§ **EXERCISE**: Only the pictures stay out; every record is to be quoted exactly.

-- Start of RECORDS SUPPLIED --

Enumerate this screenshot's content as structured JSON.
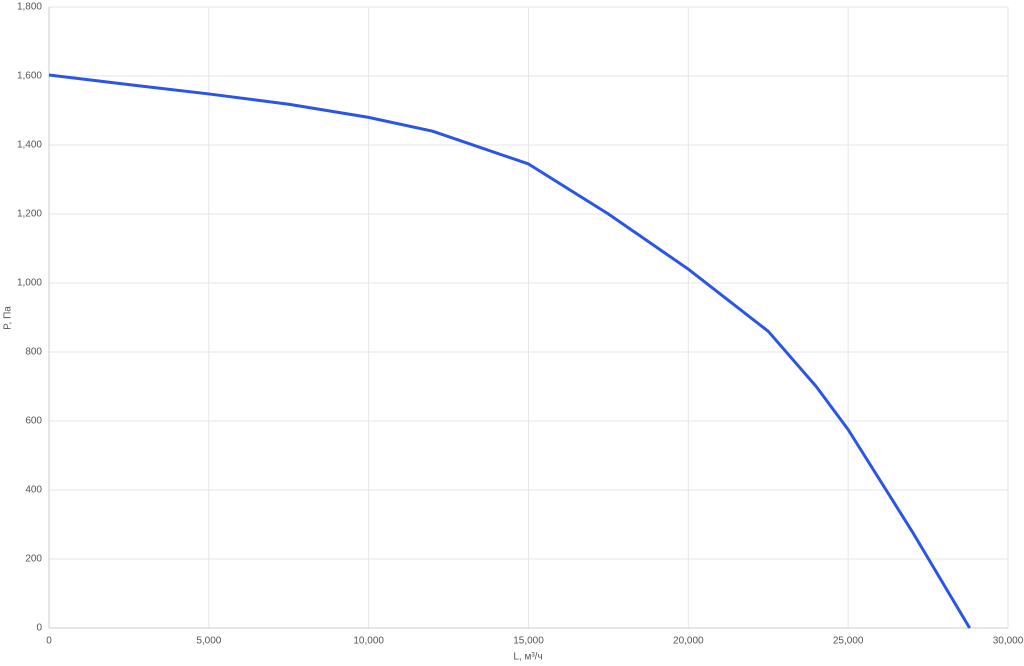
{
  "chart_data": {
    "type": "line",
    "xlabel": "L, м³/ч",
    "ylabel": "P, Па",
    "x": [
      0,
      2500,
      5000,
      7500,
      10000,
      12000,
      15000,
      17500,
      20000,
      22500,
      24000,
      25000,
      27000,
      28800
    ],
    "series": [
      {
        "name": "P",
        "color": "#2a55e5",
        "values": [
          1603,
          1575,
          1548,
          1518,
          1480,
          1440,
          1345,
          1200,
          1040,
          860,
          700,
          575,
          280,
          0
        ]
      }
    ],
    "xlim": [
      0,
      30000
    ],
    "xticks": [
      0,
      {
        "value": 5000,
        "label": "5,000"
      },
      {
        "value": 10000,
        "label": "10,000"
      },
      {
        "value": 15000,
        "label": "15,000"
      },
      {
        "value": 20000,
        "label": "20,000"
      },
      {
        "value": 25000,
        "label": "25,000"
      },
      {
        "value": 30000,
        "label": "30,000"
      }
    ],
    "ylim": [
      0,
      1800
    ],
    "yticks": [
      0,
      200,
      400,
      600,
      800,
      {
        "value": 1000,
        "label": "1,000"
      },
      {
        "value": 1200,
        "label": "1,200"
      },
      {
        "value": 1400,
        "label": "1,400"
      },
      {
        "value": 1600,
        "label": "1,600"
      },
      {
        "value": 1800,
        "label": "1,800"
      }
    ],
    "grid": true
  }
}
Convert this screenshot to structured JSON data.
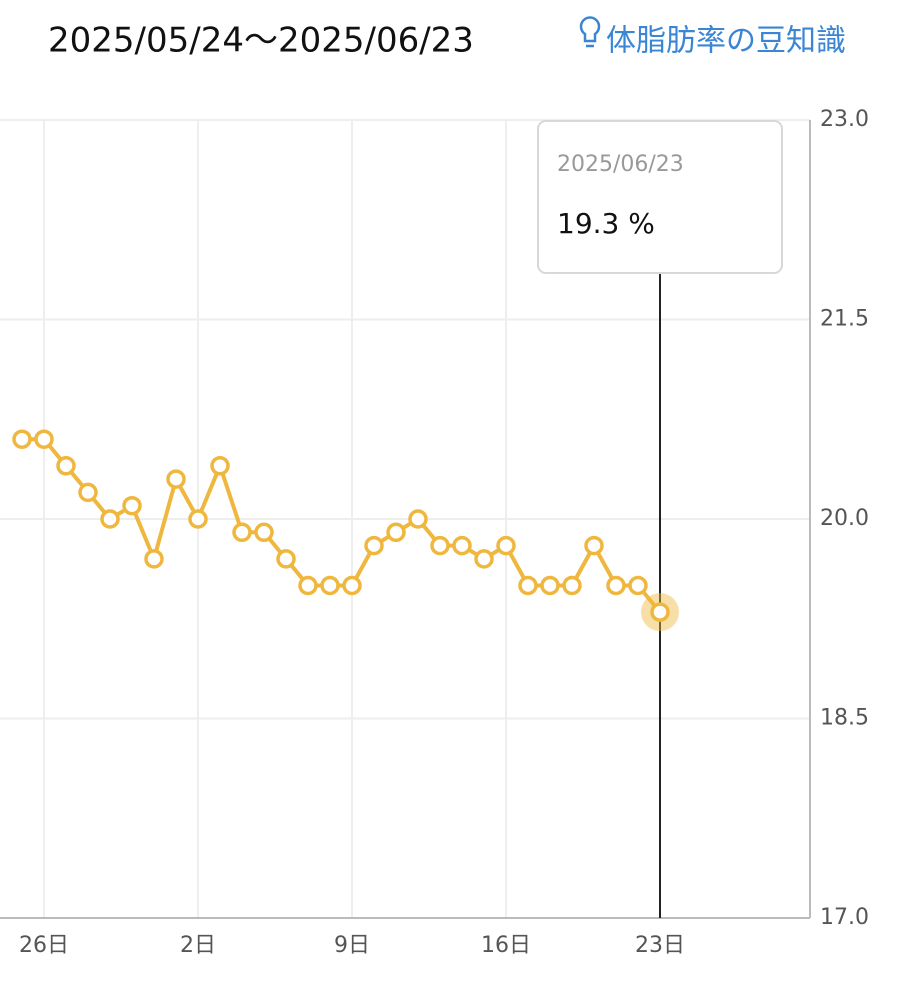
{
  "header": {
    "range": "2025/05/24～2025/06/23",
    "link": "体脂肪率の豆知識"
  },
  "chart_data": {
    "type": "line",
    "categories": [
      null,
      "26日",
      null,
      null,
      null,
      null,
      null,
      null,
      "2日",
      null,
      null,
      null,
      null,
      null,
      null,
      "9日",
      null,
      null,
      null,
      null,
      null,
      null,
      "16日",
      null,
      null,
      null,
      null,
      null,
      null,
      "23日"
    ],
    "values": [
      20.6,
      20.6,
      20.4,
      20.2,
      20.0,
      20.1,
      19.7,
      20.3,
      20.0,
      20.4,
      19.9,
      19.9,
      19.7,
      19.5,
      19.5,
      19.5,
      19.8,
      19.9,
      20.0,
      19.8,
      19.8,
      19.7,
      19.8,
      19.5,
      19.5,
      19.5,
      19.8,
      19.5,
      19.5,
      19.3
    ],
    "color": "#efb73e",
    "ylim": [
      17.0,
      23.0
    ],
    "yticks": [
      {
        "value": 17.0,
        "label": "17.0"
      },
      {
        "value": 18.5,
        "label": "18.5"
      },
      {
        "value": 20.0,
        "label": "20.0"
      },
      {
        "value": 21.5,
        "label": "21.5"
      },
      {
        "value": 23.0,
        "label": "23.0"
      }
    ],
    "grid": true,
    "tooltip": {
      "date": "2025/06/23",
      "text": "19.3 %"
    }
  }
}
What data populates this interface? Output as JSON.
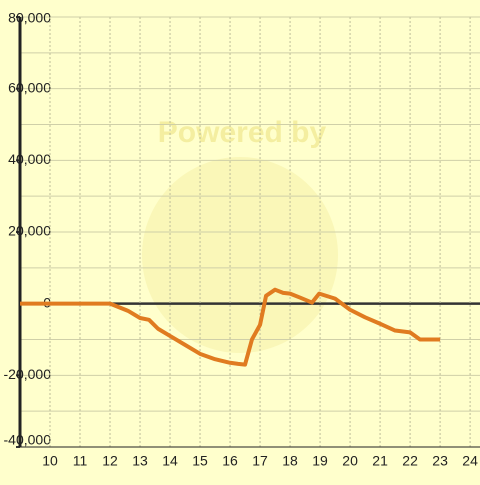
{
  "chart_data": {
    "type": "line",
    "watermark": "Powered by",
    "x": [
      9,
      12,
      12.3,
      12.6,
      13,
      13.3,
      13.6,
      14,
      14.5,
      15,
      15.5,
      16,
      16.27,
      16.5,
      16.73,
      17,
      17.2,
      17.5,
      17.77,
      18,
      18.33,
      18.73,
      18.97,
      19.5,
      20,
      20.5,
      21,
      21.5,
      22,
      22.33,
      23
    ],
    "series": [
      {
        "color": "#e07b20",
        "values": [
          0,
          0,
          -1000,
          -2000,
          -4000,
          -4500,
          -7000,
          -9000,
          -11500,
          -14000,
          -15500,
          -16500,
          -16800,
          -17000,
          -10000,
          -5900,
          2200,
          3900,
          3000,
          2800,
          1700,
          300,
          2800,
          1400,
          -1700,
          -3800,
          -5600,
          -7500,
          -8000,
          -10000,
          -10000
        ]
      }
    ],
    "xlim": [
      9,
      24.33
    ],
    "xticks": [
      10,
      11,
      12,
      13,
      14,
      15,
      16,
      17,
      18,
      19,
      20,
      21,
      22,
      23,
      24
    ],
    "ylim": [
      -40000,
      80000
    ],
    "yticks": [
      {
        "value": -40000,
        "label": "-40,000"
      },
      {
        "value": -20000,
        "label": "-20,000"
      },
      0,
      {
        "value": 20000,
        "label": "20,000"
      },
      {
        "value": 40000,
        "label": "40,000"
      },
      {
        "value": 60000,
        "label": "60,000"
      },
      {
        "value": 80000,
        "label": "80,000"
      }
    ],
    "minor_grid_step": 10000,
    "grid": true
  }
}
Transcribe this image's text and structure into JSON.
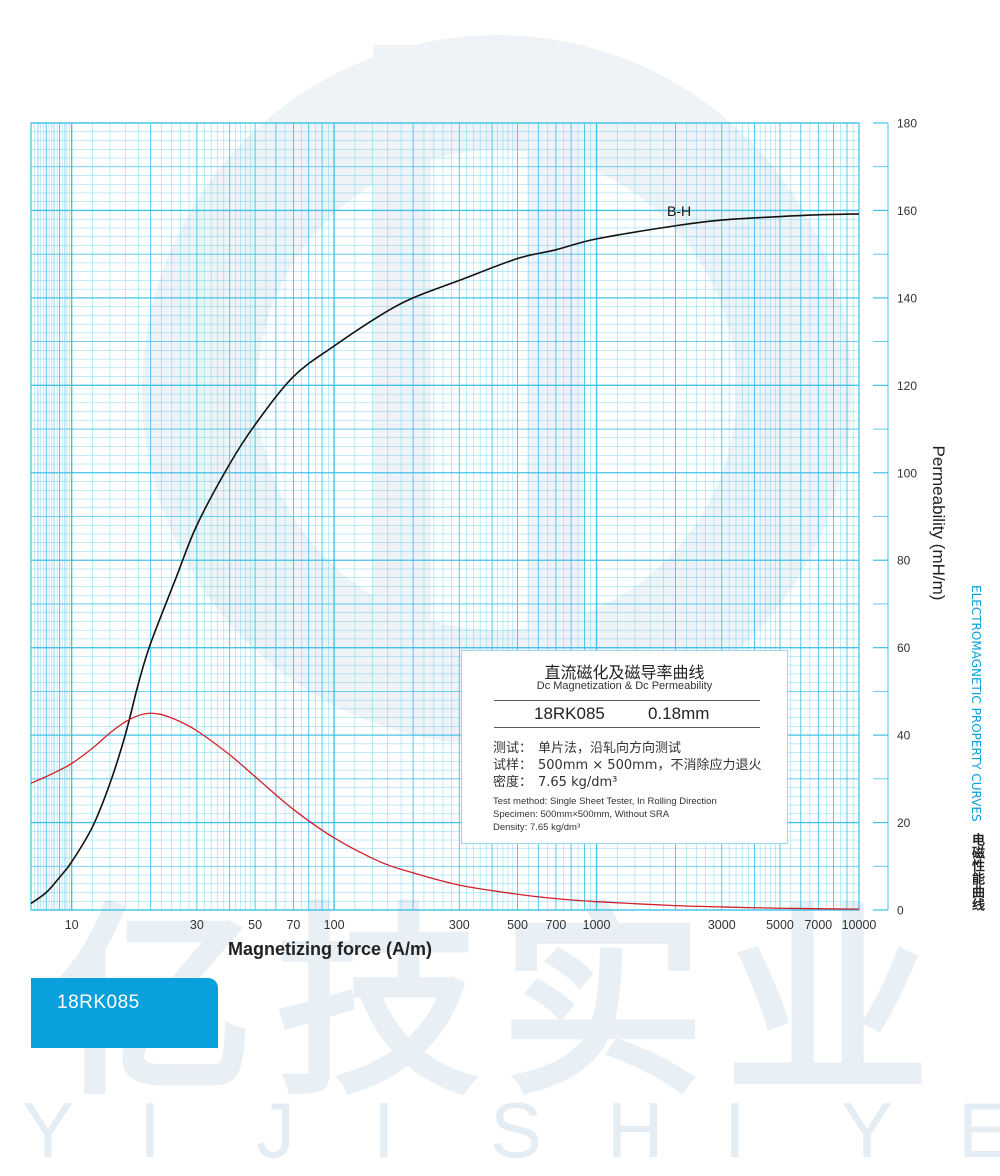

-- End of RECORDS SUPPLIED --

§ **RESPONSE**:
Enumerate this screenshot's content as structured JSON.
{
  "chart_data": {
    "type": "line",
    "xlabel": "L, м³/ч",
    "ylabel": "P, Па",
    "x": [
      0,
      2500,
      5000,
      7500,
      10000,
      12000,
      15000,
      17500,
      20000,
      22500,
      24000,
      25000,
      27000,
      28800
    ],
    "series": [
      {
        "name": "P",
        "color": "#2a55e5",
        "values": [
          1603,
          1575,
          1548,
          1518,
          1480,
          1440,
          1345,
          1200,
          1040,
          860,
          700,
          575,
          280,
          0
        ]
      }
    ],
    "xlim": [
      0,
      30000
    ],
    "xticks": [
      0,
      {
        "value": 5000,
        "label": "5,000"
      },
      {
        "value": 10000,
        "label": "10,000"
      },
      {
        "value": 15000,
        "label": "15,000"
      },
      {
        "value": 20000,
        "label": "20,000"
      },
      {
        "value": 25000,
        "label": "25,000"
      },
      {
        "value": 30000,
        "label": "30,000"
      }
    ],
    "ylim": [
      0,
      1800
    ],
    "yticks": [
      0,
      200,
      400,
      600,
      800,
      {
        "value": 1000,
        "label": "1,000"
      },
      {
        "value": 1200,
        "label": "1,200"
      },
      {
        "value": 1400,
        "label": "1,400"
      },
      {
        "value": 1600,
        "label": "1,600"
      },
      {
        "value": 1800,
        "label": "1,800"
      }
    ],
    "grid": true
  }
}
Convert this screenshot to structured JSON data.
{
  "header": {
    "range": "2025/05/24～2025/06/23",
    "link": "体脂肪率の豆知識"
  },
  "chart_data": {
    "type": "line",
    "categories": [
      null,
      "26日",
      null,
      null,
      null,
      null,
      null,
      null,
      "2日",
      null,
      null,
      null,
      null,
      null,
      null,
      "9日",
      null,
      null,
      null,
      null,
      null,
      null,
      "16日",
      null,
      null,
      null,
      null,
      null,
      null,
      "23日"
    ],
    "values": [
      20.6,
      20.6,
      20.4,
      20.2,
      20.0,
      20.1,
      19.7,
      20.3,
      20.0,
      20.4,
      19.9,
      19.9,
      19.7,
      19.5,
      19.5,
      19.5,
      19.8,
      19.9,
      20.0,
      19.8,
      19.8,
      19.7,
      19.8,
      19.5,
      19.5,
      19.5,
      19.8,
      19.5,
      19.5,
      19.3
    ],
    "color": "#efb73e",
    "ylim": [
      17.0,
      23.0
    ],
    "yticks": [
      {
        "value": 17.0,
        "label": "17.0"
      },
      {
        "value": 18.5,
        "label": "18.5"
      },
      {
        "value": 20.0,
        "label": "20.0"
      },
      {
        "value": 21.5,
        "label": "21.5"
      },
      {
        "value": 23.0,
        "label": "23.0"
      }
    ],
    "grid": true,
    "tooltip": {
      "date": "2025/06/23",
      "text": "19.3 %"
    }
  }
}
What data populates this interface? Output as JSON.
{
  "chart_data": {
    "type": "line",
    "watermark": "Powered by",
    "x": [
      9,
      12,
      12.3,
      12.6,
      13,
      13.3,
      13.6,
      14,
      14.5,
      15,
      15.5,
      16,
      16.27,
      16.5,
      16.73,
      17,
      17.2,
      17.5,
      17.77,
      18,
      18.33,
      18.73,
      18.97,
      19.5,
      20,
      20.5,
      21,
      21.5,
      22,
      22.33,
      23
    ],
    "series": [
      {
        "color": "#e07b20",
        "values": [
          0,
          0,
          -1000,
          -2000,
          -4000,
          -4500,
          -7000,
          -9000,
          -11500,
          -14000,
          -15500,
          -16500,
          -16800,
          -17000,
          -10000,
          -5900,
          2200,
          3900,
          3000,
          2800,
          1700,
          300,
          2800,
          1400,
          -1700,
          -3800,
          -5600,
          -7500,
          -8000,
          -10000,
          -10000
        ]
      }
    ],
    "xlim": [
      9,
      24.33
    ],
    "xticks": [
      10,
      11,
      12,
      13,
      14,
      15,
      16,
      17,
      18,
      19,
      20,
      21,
      22,
      23,
      24
    ],
    "ylim": [
      -40000,
      80000
    ],
    "yticks": [
      {
        "value": -40000,
        "label": "-40,000"
      },
      {
        "value": -20000,
        "label": "-20,000"
      },
      0,
      {
        "value": 20000,
        "label": "20,000"
      },
      {
        "value": 40000,
        "label": "40,000"
      },
      {
        "value": 60000,
        "label": "60,000"
      },
      {
        "value": 80000,
        "label": "80,000"
      }
    ],
    "minor_grid_step": 10000,
    "grid": true
  }
}
Transcribe this image's text and structure into JSON.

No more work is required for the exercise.